● **YOUR TASK**
Pick out each line below containing "Black".

start DATA SHOWN

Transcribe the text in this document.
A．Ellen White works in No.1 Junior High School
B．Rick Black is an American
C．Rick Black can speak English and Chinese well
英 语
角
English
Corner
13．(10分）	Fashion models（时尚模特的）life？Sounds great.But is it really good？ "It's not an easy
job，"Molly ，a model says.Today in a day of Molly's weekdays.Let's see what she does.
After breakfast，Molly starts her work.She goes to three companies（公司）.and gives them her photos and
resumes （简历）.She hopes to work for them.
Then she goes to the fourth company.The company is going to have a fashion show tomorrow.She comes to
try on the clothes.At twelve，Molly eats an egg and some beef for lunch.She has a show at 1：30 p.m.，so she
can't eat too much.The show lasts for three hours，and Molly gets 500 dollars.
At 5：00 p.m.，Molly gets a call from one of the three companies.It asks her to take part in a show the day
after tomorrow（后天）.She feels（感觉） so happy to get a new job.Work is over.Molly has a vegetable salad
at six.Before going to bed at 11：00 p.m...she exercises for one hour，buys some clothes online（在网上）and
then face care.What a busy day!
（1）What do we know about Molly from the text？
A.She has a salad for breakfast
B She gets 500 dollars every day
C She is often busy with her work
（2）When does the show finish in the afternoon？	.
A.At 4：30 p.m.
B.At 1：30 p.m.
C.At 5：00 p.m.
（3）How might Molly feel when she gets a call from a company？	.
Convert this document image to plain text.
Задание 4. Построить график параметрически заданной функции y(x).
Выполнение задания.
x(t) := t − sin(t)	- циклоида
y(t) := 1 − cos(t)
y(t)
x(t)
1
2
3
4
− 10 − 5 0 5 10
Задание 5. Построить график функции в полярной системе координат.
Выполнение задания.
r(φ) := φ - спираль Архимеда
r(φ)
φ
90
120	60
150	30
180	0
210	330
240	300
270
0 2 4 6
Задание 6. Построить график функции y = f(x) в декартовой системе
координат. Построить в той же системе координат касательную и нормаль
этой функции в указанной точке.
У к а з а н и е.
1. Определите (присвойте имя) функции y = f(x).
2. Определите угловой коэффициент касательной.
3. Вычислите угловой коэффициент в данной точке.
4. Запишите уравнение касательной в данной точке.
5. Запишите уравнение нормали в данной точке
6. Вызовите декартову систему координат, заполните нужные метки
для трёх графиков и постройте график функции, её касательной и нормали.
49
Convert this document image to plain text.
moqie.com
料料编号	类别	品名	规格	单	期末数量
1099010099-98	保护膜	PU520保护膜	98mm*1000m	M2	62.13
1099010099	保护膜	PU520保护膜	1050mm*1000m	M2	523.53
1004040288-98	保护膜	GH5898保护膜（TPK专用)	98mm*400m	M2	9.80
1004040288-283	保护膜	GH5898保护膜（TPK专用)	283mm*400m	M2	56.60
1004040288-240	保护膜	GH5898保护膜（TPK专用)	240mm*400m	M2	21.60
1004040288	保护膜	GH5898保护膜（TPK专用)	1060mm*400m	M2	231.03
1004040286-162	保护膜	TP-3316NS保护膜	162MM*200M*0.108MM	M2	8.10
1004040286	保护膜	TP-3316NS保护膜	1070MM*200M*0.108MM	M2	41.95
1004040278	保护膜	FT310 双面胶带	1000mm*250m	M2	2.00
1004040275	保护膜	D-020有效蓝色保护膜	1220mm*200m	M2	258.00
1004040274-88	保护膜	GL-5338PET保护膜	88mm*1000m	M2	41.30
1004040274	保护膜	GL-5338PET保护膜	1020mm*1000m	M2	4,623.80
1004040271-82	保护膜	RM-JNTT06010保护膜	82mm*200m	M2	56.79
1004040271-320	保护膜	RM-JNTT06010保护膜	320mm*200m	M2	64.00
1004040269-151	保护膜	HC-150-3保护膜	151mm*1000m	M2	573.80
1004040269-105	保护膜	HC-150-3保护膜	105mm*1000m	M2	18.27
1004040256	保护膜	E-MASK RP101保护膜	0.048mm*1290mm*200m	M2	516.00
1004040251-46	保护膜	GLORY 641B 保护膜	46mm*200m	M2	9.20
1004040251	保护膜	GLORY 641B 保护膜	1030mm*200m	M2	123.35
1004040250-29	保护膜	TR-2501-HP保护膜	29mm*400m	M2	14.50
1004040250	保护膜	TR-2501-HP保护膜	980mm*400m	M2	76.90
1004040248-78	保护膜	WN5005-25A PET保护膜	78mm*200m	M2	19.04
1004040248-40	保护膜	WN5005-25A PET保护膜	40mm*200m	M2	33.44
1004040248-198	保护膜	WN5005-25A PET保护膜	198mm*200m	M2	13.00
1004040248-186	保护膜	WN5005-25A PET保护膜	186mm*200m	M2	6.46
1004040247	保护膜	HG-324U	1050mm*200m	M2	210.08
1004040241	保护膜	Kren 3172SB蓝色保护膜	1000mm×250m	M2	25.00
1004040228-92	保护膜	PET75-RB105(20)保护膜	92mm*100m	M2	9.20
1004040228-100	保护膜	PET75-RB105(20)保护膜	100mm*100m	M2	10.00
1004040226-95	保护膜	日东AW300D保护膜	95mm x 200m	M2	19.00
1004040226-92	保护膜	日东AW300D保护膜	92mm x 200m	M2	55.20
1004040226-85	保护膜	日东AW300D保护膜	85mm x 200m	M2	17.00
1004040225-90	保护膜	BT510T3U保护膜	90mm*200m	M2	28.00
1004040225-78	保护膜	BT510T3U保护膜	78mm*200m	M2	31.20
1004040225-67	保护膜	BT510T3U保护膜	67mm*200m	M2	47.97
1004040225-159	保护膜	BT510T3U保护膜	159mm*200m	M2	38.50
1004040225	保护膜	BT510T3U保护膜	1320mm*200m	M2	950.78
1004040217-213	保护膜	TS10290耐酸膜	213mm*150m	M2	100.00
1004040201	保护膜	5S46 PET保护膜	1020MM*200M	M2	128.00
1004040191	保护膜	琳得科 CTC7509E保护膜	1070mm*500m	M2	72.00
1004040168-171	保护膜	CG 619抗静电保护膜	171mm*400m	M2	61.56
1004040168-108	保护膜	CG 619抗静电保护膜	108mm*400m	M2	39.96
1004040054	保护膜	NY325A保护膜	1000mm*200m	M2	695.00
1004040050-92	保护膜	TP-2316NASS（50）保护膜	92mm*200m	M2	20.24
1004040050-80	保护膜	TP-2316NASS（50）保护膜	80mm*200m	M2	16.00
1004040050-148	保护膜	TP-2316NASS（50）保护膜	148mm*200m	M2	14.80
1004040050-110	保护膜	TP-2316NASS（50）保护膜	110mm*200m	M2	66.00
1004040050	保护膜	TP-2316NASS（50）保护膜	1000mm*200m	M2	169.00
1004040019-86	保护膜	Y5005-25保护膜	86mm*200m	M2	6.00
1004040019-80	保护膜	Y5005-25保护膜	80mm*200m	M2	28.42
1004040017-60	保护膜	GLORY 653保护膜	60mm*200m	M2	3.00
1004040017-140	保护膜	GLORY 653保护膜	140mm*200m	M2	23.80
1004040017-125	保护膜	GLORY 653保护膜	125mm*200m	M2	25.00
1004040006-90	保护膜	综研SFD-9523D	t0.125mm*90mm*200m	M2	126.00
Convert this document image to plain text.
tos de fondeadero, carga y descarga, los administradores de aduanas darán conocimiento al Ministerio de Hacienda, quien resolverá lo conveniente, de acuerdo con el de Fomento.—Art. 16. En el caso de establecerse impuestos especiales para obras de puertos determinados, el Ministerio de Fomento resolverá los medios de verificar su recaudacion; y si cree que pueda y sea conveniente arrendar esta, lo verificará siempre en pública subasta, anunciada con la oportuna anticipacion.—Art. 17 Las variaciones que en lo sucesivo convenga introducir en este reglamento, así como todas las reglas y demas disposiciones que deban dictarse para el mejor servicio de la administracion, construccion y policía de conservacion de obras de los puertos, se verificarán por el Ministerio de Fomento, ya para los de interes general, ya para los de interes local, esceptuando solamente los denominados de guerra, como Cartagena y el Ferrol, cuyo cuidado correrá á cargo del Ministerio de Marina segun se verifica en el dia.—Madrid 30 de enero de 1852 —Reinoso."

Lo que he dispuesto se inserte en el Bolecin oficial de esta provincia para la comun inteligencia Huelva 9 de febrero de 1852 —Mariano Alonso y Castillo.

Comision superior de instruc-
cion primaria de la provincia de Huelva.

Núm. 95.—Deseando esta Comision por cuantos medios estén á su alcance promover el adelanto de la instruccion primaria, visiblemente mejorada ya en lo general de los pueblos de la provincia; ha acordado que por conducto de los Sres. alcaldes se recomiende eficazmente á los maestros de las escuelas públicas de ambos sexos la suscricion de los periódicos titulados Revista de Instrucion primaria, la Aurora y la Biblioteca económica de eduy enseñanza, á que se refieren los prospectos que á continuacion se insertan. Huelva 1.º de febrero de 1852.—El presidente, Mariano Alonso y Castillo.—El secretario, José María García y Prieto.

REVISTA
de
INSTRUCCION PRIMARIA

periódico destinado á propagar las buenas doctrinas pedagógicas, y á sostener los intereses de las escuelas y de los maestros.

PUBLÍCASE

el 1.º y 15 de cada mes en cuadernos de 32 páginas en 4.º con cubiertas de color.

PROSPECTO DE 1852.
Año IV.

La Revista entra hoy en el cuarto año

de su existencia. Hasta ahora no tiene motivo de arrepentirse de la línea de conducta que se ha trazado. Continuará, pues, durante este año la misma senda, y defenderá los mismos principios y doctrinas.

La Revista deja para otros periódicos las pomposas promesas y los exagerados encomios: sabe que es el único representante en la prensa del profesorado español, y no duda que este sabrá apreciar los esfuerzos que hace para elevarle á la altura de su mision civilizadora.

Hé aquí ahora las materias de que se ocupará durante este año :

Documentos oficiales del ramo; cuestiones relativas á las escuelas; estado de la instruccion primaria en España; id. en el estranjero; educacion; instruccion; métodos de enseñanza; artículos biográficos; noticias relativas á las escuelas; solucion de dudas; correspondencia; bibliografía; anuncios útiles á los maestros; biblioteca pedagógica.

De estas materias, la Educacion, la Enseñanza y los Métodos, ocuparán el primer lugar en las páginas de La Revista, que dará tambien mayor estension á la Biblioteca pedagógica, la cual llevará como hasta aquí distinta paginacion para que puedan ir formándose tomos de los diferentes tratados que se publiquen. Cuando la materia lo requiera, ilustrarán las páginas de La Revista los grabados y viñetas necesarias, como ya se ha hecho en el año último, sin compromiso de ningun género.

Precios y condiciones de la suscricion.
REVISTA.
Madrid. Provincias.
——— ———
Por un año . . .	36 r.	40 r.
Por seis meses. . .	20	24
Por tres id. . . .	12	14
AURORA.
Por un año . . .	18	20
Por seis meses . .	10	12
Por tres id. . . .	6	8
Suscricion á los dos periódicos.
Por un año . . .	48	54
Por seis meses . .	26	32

end DATA SHOWN

● **EXPECTED ANSWER**
B．Rick Black is an American
C．Rick Black can speak English and Chinese well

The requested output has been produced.